## Set of tasks
1) In the networking text, what process did the OSI approach use to define its standards?
2) Return every line of the records that contains the string "value", treating uppercase and lowercase letters as different.

------ Text ------

Physically, the flow of the data stream is from a computer in Network A (source) will go through the hub, switch and router.
Then the stream travel through the carrier such as Public Switch Telephone Network (PSTN) and leased line (copper, fiber or wireless – satellite) and finally reach Network B’s router, go through the switch, hub and finally reach at the computer in company B (destination).
And from the previous network devices layout, the OSI (Open System Interconnection) 7 layer stack mapping is shown below.
Figure 2
From the Application layer of a computer at company A go downward the layer until the Physical (medium such as Cat 5 cable) layer, then exit Network A through the Network (router) layer in the middle of the diagram.
After traveling through the carrier, reaches at the Network (router) layer of company B, travels through the Physical layer, goes upward until reaching at the Application layer of the computer at company B. Actually, at company B (the destination), the data flows through the network devices in the reverse manner compared to what happened at company A (the source).
In contrast to TCP/IP, the OSI approach started from a clean slate and defined standards, adhering tightly to their own model, using a formal committee process without requiring implementations.
Internet protocols use a less formal but more practical engineering approach, where anybody can propose and comment on Request For Comment (RFC) documents, and implementations are required to verify feasibility.

------ Supplied records ------

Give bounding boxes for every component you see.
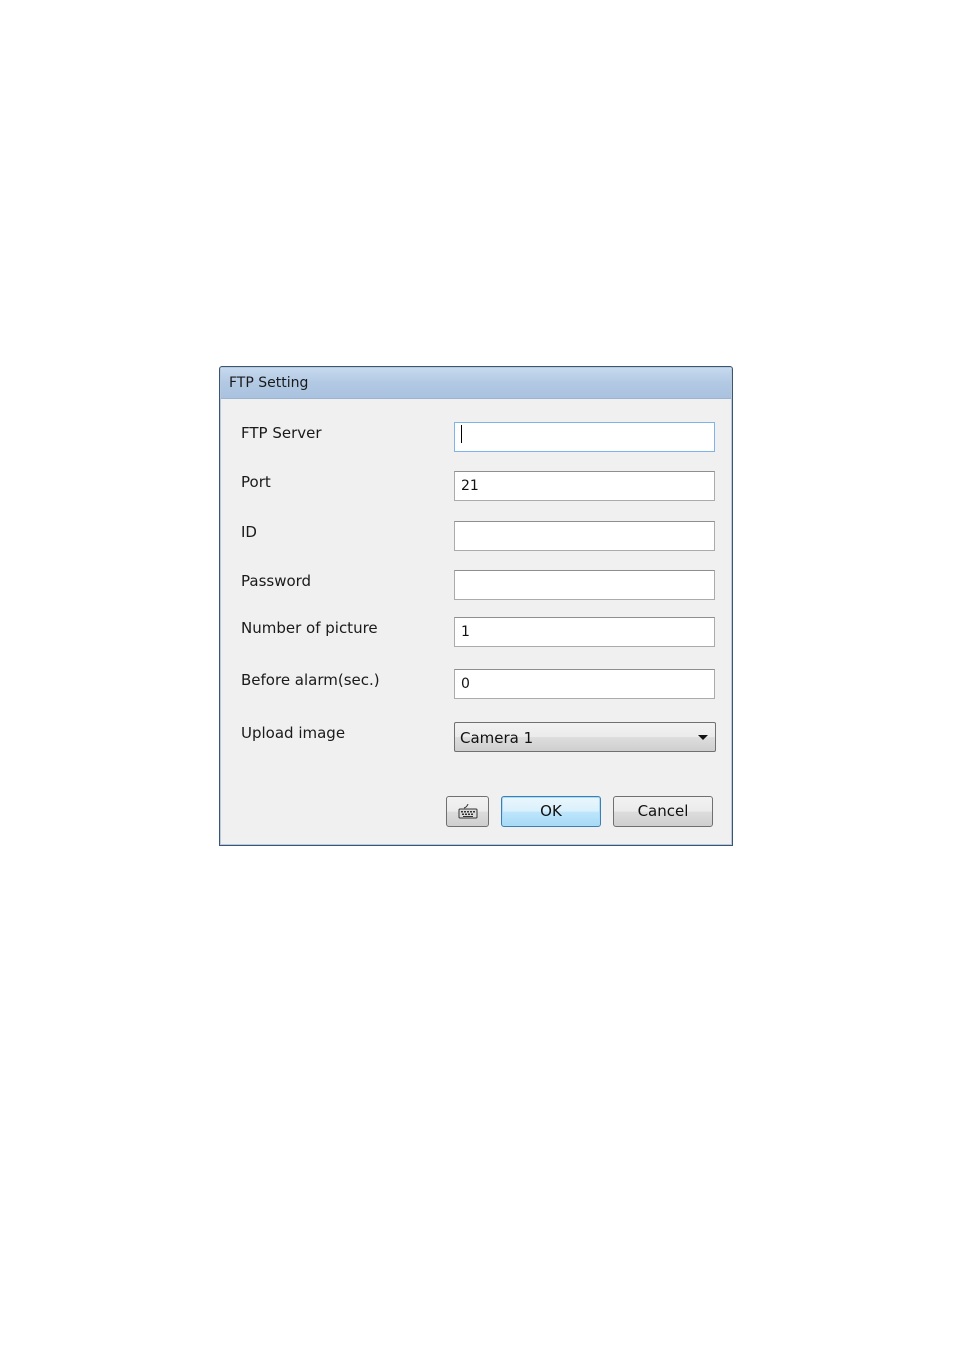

------
------ Supplied records ------

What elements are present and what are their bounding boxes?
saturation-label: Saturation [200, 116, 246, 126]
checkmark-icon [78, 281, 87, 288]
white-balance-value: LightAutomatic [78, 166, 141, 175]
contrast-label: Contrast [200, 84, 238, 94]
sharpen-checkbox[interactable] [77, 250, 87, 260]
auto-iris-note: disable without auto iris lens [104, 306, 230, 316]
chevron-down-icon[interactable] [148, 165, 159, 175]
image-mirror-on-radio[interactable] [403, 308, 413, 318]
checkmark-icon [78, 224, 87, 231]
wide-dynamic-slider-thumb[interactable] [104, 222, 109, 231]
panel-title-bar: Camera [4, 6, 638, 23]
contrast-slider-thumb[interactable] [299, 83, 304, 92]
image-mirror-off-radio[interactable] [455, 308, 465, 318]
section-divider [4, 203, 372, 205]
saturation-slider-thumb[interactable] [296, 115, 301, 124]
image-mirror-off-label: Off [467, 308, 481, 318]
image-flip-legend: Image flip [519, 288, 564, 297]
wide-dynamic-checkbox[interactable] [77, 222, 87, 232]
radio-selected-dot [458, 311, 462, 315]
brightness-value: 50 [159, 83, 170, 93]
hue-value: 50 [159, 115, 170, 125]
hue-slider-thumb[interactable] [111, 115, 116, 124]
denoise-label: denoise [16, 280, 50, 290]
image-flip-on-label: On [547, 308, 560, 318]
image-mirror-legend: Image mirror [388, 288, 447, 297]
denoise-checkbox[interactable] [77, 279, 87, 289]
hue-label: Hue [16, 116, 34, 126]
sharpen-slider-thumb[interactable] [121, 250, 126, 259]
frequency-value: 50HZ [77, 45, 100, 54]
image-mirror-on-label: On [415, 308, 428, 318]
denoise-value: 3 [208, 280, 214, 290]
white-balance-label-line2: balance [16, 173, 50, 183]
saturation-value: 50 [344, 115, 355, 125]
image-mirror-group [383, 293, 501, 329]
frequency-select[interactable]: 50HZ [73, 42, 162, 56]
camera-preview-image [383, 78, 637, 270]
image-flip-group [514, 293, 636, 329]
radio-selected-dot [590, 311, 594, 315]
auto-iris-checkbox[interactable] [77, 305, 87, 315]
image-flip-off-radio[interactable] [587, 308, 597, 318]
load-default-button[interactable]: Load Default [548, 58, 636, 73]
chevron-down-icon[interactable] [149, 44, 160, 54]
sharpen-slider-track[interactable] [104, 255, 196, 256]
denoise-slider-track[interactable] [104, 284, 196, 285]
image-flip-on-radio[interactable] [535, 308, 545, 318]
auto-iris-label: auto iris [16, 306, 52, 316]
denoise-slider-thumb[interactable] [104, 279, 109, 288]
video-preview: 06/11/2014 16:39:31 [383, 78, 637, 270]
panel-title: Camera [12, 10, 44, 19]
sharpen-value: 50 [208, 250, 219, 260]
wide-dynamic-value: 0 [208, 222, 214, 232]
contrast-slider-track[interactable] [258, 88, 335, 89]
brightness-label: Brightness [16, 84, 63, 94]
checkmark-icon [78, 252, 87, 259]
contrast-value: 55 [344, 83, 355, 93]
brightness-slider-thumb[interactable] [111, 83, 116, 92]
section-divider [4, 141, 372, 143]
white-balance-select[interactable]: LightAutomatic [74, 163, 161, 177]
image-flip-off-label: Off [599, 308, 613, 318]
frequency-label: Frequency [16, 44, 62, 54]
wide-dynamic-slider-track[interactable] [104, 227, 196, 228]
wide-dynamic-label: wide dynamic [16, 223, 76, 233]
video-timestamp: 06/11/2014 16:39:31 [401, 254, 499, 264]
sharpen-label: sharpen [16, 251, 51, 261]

------

## Results of the exercise
1) A formal committee process that did not require implementations.

2)
white-balance-value: LightAutomatic [78, 166, 141, 175]
brightness-value: 50 [159, 83, 170, 93]
hue-value: 50 [159, 115, 170, 125]
frequency-value: 50HZ [77, 45, 100, 54]
denoise-value: 3 [208, 280, 214, 290]
saturation-value: 50 [344, 115, 355, 125]
sharpen-value: 50 [208, 250, 219, 260]
wide-dynamic-value: 0 [208, 222, 214, 232]
contrast-value: 55 [344, 83, 355, 93]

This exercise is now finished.